▶ _EXERCISE DETAILS_: Select from the data all lines with the word "winter".

▶ _GIVEN RECORDS_:
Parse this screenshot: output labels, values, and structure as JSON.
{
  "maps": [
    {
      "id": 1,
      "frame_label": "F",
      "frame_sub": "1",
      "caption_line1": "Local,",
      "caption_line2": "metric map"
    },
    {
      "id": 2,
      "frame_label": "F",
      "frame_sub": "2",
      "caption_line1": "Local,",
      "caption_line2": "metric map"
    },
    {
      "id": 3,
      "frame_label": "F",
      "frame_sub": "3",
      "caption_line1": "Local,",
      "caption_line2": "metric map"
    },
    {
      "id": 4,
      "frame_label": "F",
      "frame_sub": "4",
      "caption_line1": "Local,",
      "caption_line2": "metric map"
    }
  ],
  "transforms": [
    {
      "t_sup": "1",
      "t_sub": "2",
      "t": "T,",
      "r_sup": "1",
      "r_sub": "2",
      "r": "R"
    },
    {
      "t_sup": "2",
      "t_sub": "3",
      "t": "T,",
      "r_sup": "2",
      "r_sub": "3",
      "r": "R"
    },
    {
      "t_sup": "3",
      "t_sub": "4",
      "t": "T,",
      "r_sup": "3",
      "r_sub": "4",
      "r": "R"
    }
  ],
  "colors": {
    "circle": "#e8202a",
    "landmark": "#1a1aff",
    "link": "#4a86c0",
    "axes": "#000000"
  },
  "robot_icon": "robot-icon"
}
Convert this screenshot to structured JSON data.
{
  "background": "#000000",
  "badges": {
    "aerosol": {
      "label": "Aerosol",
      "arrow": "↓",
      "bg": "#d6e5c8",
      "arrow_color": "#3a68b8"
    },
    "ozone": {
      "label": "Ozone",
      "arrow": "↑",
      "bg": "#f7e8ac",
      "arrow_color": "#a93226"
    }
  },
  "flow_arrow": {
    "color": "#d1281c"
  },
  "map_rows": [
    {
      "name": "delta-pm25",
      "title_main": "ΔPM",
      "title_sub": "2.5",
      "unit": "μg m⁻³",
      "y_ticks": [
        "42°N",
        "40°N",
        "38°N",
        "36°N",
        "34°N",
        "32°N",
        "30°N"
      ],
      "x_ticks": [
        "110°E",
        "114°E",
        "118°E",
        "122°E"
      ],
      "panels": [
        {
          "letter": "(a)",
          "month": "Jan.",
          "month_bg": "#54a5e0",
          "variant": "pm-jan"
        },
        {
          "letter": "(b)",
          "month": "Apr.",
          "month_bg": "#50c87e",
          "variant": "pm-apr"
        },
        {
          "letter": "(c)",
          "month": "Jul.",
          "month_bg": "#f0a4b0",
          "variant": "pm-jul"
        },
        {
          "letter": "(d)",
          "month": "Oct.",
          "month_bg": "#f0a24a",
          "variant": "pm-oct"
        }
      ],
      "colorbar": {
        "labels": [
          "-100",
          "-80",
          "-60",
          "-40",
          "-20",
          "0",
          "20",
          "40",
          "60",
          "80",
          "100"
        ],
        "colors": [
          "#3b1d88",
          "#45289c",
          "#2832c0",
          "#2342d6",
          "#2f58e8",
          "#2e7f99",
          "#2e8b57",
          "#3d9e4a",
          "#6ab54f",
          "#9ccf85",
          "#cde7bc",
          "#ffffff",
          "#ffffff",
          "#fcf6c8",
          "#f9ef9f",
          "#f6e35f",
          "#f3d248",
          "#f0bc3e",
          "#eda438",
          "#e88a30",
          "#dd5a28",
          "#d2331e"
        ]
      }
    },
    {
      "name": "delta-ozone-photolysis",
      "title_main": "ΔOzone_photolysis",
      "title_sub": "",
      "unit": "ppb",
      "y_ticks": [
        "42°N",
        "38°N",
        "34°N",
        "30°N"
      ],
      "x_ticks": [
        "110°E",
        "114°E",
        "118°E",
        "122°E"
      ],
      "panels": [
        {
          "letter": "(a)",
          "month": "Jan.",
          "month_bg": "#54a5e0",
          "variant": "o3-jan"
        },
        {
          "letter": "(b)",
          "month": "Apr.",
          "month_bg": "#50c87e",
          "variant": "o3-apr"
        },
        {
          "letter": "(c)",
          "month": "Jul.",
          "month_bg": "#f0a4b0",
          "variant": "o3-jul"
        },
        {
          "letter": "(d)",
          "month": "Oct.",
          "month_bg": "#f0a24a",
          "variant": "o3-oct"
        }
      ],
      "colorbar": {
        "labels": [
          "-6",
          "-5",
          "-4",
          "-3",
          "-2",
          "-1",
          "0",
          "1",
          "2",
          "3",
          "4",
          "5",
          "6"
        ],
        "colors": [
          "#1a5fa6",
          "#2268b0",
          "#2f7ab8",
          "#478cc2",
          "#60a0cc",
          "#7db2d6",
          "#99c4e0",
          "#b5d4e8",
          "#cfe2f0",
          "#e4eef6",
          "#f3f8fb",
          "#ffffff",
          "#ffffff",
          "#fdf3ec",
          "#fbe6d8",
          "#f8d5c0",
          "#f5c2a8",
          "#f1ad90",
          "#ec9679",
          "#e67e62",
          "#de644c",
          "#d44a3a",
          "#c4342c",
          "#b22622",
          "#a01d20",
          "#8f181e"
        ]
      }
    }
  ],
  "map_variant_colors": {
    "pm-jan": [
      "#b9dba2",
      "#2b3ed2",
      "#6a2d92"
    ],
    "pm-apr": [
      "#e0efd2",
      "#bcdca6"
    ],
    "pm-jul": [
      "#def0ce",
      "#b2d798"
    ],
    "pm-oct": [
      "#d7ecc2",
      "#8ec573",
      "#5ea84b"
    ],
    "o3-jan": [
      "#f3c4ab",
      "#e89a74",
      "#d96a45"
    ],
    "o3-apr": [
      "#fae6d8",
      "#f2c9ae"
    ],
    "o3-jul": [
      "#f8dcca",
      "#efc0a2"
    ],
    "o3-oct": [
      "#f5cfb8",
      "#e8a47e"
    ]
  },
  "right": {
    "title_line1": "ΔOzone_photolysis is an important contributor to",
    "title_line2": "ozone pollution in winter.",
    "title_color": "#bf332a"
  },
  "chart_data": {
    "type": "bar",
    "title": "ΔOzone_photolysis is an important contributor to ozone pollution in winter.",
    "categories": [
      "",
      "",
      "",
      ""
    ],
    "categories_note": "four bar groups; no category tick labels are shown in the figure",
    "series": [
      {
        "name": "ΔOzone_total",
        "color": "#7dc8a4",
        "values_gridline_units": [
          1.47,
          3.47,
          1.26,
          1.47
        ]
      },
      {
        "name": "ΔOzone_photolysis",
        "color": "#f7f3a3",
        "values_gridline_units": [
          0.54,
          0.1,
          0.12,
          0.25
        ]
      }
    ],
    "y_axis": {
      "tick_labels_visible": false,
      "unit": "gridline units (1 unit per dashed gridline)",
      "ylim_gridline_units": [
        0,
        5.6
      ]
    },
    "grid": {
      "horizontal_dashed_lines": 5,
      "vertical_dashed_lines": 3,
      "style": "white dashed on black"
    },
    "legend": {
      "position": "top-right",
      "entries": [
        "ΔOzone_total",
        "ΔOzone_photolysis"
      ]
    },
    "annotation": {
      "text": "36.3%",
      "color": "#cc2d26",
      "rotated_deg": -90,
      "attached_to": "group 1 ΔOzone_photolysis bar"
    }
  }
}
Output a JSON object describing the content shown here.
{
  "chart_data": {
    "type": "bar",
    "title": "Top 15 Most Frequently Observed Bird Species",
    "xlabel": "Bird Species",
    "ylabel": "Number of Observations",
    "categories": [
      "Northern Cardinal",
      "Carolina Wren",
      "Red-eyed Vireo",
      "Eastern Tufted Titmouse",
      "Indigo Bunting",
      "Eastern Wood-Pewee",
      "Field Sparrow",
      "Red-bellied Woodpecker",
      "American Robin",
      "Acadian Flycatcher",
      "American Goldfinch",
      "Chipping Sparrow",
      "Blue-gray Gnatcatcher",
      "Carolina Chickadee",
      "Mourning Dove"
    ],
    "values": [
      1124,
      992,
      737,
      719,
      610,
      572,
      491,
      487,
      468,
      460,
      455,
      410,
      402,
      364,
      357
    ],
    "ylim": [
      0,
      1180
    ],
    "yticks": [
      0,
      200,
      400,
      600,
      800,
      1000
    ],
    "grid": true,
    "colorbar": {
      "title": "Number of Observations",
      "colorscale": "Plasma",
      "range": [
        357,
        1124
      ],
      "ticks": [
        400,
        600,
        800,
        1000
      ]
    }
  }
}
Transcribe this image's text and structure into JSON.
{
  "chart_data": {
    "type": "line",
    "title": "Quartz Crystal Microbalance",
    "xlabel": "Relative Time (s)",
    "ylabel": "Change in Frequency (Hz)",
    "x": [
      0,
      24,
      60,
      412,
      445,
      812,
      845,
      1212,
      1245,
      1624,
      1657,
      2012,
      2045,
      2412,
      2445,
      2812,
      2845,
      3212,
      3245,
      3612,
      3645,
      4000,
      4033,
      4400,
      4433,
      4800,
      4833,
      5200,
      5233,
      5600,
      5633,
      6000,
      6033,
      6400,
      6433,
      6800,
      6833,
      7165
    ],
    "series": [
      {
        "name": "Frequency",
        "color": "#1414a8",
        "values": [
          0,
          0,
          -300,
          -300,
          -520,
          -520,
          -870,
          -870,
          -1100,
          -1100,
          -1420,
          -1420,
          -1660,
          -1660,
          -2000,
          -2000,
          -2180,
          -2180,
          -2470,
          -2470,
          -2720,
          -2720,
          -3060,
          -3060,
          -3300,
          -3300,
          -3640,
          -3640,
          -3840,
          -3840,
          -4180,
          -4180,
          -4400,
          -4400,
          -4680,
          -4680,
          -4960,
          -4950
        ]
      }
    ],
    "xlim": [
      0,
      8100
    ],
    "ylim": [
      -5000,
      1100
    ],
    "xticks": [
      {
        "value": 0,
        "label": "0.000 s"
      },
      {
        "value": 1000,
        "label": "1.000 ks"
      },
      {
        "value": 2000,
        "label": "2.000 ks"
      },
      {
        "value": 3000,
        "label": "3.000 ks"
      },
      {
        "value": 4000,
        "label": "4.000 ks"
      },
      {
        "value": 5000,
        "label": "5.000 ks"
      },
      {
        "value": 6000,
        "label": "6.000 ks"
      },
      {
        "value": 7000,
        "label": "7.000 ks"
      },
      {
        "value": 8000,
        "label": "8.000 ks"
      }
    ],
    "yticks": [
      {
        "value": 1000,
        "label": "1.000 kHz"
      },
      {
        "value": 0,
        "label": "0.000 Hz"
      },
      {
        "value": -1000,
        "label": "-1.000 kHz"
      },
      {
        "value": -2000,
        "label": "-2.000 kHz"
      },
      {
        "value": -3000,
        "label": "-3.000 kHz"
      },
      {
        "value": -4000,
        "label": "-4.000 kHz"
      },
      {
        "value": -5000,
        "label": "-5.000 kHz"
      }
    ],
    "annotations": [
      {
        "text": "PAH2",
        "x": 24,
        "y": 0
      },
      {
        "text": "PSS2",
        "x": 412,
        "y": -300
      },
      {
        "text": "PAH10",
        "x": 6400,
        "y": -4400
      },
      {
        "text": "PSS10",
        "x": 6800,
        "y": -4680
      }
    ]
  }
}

▶ _COMPLETE RESPONSE_:
    "title_line2": "ozone pollution in winter.",
    "title": "ΔOzone_photolysis is an important contributor to ozone pollution in winter.",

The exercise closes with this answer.